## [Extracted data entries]
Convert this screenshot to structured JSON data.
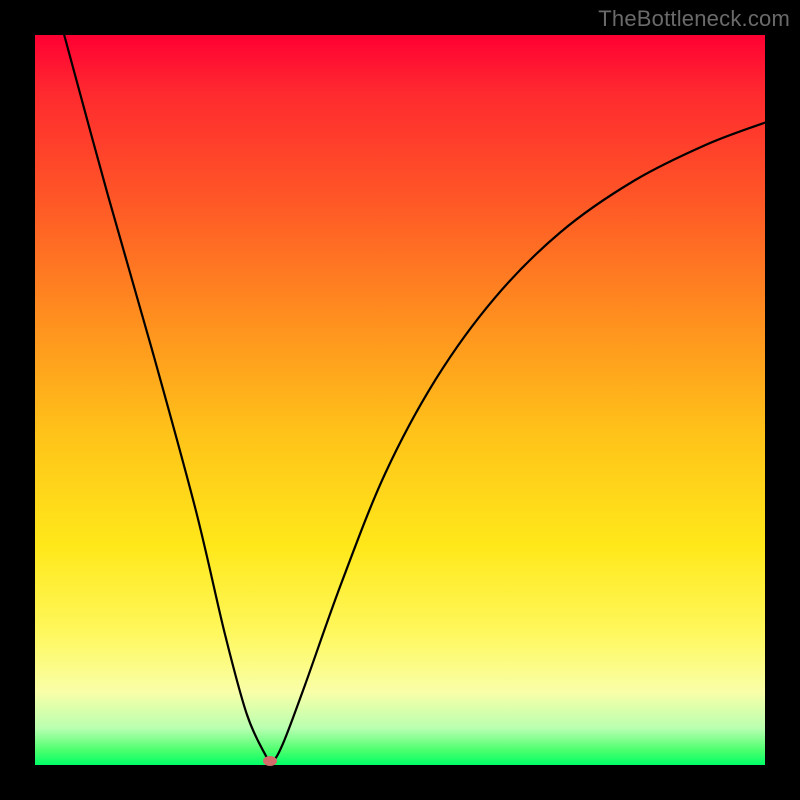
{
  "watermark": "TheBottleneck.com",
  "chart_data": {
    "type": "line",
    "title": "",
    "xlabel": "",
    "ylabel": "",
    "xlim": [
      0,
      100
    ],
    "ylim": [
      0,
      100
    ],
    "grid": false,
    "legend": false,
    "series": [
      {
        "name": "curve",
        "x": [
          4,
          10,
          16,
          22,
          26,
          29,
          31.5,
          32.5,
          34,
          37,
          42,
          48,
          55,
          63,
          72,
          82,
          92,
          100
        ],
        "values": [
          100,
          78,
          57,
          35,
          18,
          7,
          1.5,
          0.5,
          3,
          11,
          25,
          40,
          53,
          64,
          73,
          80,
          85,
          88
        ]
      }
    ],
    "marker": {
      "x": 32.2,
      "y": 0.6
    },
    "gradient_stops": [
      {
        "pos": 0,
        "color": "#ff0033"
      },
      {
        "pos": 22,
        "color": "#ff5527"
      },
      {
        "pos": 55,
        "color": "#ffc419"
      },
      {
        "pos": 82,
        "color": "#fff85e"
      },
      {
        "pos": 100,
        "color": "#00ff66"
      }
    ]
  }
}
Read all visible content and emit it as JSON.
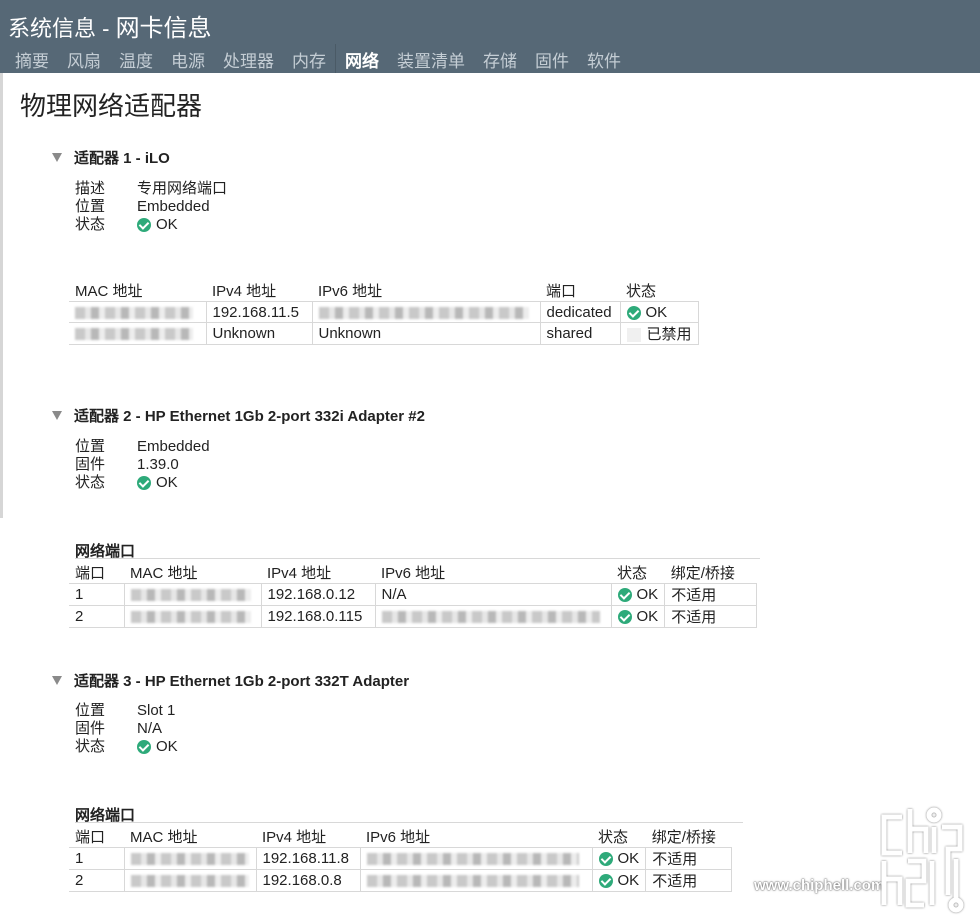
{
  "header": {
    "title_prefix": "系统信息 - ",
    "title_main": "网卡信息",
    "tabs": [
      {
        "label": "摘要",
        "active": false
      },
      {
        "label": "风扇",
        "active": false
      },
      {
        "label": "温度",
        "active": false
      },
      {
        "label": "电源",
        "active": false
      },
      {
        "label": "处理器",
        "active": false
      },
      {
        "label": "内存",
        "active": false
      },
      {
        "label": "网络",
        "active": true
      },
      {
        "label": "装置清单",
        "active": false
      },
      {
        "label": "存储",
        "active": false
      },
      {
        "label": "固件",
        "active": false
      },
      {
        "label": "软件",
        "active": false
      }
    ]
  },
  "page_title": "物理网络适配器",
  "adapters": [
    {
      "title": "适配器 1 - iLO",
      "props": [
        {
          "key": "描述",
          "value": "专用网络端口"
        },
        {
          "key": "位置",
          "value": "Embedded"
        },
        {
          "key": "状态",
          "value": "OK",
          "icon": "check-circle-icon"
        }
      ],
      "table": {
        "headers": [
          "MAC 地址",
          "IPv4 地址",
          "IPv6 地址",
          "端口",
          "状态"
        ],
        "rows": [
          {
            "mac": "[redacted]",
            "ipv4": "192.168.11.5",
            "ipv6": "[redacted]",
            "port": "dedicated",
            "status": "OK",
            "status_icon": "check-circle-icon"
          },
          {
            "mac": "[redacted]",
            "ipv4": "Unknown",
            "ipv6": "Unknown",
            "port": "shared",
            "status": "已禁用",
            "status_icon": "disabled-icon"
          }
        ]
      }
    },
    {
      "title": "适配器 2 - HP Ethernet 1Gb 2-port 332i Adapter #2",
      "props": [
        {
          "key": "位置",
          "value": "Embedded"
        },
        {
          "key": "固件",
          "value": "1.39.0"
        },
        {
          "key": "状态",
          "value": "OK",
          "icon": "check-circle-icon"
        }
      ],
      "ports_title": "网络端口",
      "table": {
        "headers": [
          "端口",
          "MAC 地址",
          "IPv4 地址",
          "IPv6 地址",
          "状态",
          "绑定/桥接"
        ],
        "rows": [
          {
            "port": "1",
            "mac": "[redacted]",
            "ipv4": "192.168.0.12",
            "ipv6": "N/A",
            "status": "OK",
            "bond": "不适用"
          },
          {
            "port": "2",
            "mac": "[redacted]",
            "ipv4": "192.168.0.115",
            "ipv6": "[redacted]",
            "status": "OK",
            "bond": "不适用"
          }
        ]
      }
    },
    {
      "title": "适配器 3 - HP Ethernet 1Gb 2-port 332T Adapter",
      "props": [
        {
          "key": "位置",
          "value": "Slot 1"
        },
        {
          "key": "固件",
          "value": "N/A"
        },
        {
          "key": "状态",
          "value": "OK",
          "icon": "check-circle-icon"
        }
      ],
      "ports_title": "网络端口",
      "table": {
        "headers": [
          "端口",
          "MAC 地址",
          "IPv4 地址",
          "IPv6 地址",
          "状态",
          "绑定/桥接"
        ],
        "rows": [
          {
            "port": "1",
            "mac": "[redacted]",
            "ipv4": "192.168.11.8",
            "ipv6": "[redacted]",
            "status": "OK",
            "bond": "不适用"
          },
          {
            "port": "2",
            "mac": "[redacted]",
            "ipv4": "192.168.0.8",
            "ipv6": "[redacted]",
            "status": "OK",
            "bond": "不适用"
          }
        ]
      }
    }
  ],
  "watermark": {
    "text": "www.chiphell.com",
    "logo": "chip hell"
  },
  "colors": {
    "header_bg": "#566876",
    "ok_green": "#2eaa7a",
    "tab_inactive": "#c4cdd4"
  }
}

## [WHAT IS EXPECTED]
Write the full listing out again with every line unchanged, but include no pictures.

## [EXERCISE ANSWER]
Convert this screenshot to structured JSON data.
{
  "watermark": "TheBottleneck.com",
  "chart_data": {
    "type": "line",
    "title": "",
    "xlabel": "",
    "ylabel": "",
    "xlim": [
      0,
      100
    ],
    "ylim": [
      0,
      100
    ],
    "grid": false,
    "legend": false,
    "series": [
      {
        "name": "curve",
        "x": [
          4,
          10,
          16,
          22,
          26,
          29,
          31.5,
          32.5,
          34,
          37,
          42,
          48,
          55,
          63,
          72,
          82,
          92,
          100
        ],
        "values": [
          100,
          78,
          57,
          35,
          18,
          7,
          1.5,
          0.5,
          3,
          11,
          25,
          40,
          53,
          64,
          73,
          80,
          85,
          88
        ]
      }
    ],
    "marker": {
      "x": 32.2,
      "y": 0.6
    },
    "gradient_stops": [
      {
        "pos": 0,
        "color": "#ff0033"
      },
      {
        "pos": 22,
        "color": "#ff5527"
      },
      {
        "pos": 55,
        "color": "#ffc419"
      },
      {
        "pos": 82,
        "color": "#fff85e"
      },
      {
        "pos": 100,
        "color": "#00ff66"
      }
    ]
  }
}
Read all visible content and emit it as JSON.
{
  "header": {
    "title_prefix": "系统信息 - ",
    "title_main": "网卡信息",
    "tabs": [
      {
        "label": "摘要",
        "active": false
      },
      {
        "label": "风扇",
        "active": false
      },
      {
        "label": "温度",
        "active": false
      },
      {
        "label": "电源",
        "active": false
      },
      {
        "label": "处理器",
        "active": false
      },
      {
        "label": "内存",
        "active": false
      },
      {
        "label": "网络",
        "active": true
      },
      {
        "label": "装置清单",
        "active": false
      },
      {
        "label": "存储",
        "active": false
      },
      {
        "label": "固件",
        "active": false
      },
      {
        "label": "软件",
        "active": false
      }
    ]
  },
  "page_title": "物理网络适配器",
  "adapters": [
    {
      "title": "适配器 1 - iLO",
      "props": [
        {
          "key": "描述",
          "value": "专用网络端口"
        },
        {
          "key": "位置",
          "value": "Embedded"
        },
        {
          "key": "状态",
          "value": "OK",
          "icon": "check-circle-icon"
        }
      ],
      "table": {
        "headers": [
          "MAC 地址",
          "IPv4 地址",
          "IPv6 地址",
          "端口",
          "状态"
        ],
        "rows": [
          {
            "mac": "[redacted]",
            "ipv4": "192.168.11.5",
            "ipv6": "[redacted]",
            "port": "dedicated",
            "status": "OK",
            "status_icon": "check-circle-icon"
          },
          {
            "mac": "[redacted]",
            "ipv4": "Unknown",
            "ipv6": "Unknown",
            "port": "shared",
            "status": "已禁用",
            "status_icon": "disabled-icon"
          }
        ]
      }
    },
    {
      "title": "适配器 2 - HP Ethernet 1Gb 2-port 332i Adapter #2",
      "props": [
        {
          "key": "位置",
          "value": "Embedded"
        },
        {
          "key": "固件",
          "value": "1.39.0"
        },
        {
          "key": "状态",
          "value": "OK",
          "icon": "check-circle-icon"
        }
      ],
      "ports_title": "网络端口",
      "table": {
        "headers": [
          "端口",
          "MAC 地址",
          "IPv4 地址",
          "IPv6 地址",
          "状态",
          "绑定/桥接"
        ],
        "rows": [
          {
            "port": "1",
            "mac": "[redacted]",
            "ipv4": "192.168.0.12",
            "ipv6": "N/A",
            "status": "OK",
            "bond": "不适用"
          },
          {
            "port": "2",
            "mac": "[redacted]",
            "ipv4": "192.168.0.115",
            "ipv6": "[redacted]",
            "status": "OK",
            "bond": "不适用"
          }
        ]
      }
    },
    {
      "title": "适配器 3 - HP Ethernet 1Gb 2-port 332T Adapter",
      "props": [
        {
          "key": "位置",
          "value": "Slot 1"
        },
        {
          "key": "固件",
          "value": "N/A"
        },
        {
          "key": "状态",
          "value": "OK",
          "icon": "check-circle-icon"
        }
      ],
      "ports_title": "网络端口",
      "table": {
        "headers": [
          "端口",
          "MAC 地址",
          "IPv4 地址",
          "IPv6 地址",
          "状态",
          "绑定/桥接"
        ],
        "rows": [
          {
            "port": "1",
            "mac": "[redacted]",
            "ipv4": "192.168.11.8",
            "ipv6": "[redacted]",
            "status": "OK",
            "bond": "不适用"
          },
          {
            "port": "2",
            "mac": "[redacted]",
            "ipv4": "192.168.0.8",
            "ipv6": "[redacted]",
            "status": "OK",
            "bond": "不适用"
          }
        ]
      }
    }
  ],
  "watermark": {
    "text": "www.chiphell.com",
    "logo": "chip hell"
  },
  "colors": {
    "header_bg": "#566876",
    "ok_green": "#2eaa7a",
    "tab_inactive": "#c4cdd4"
  }
}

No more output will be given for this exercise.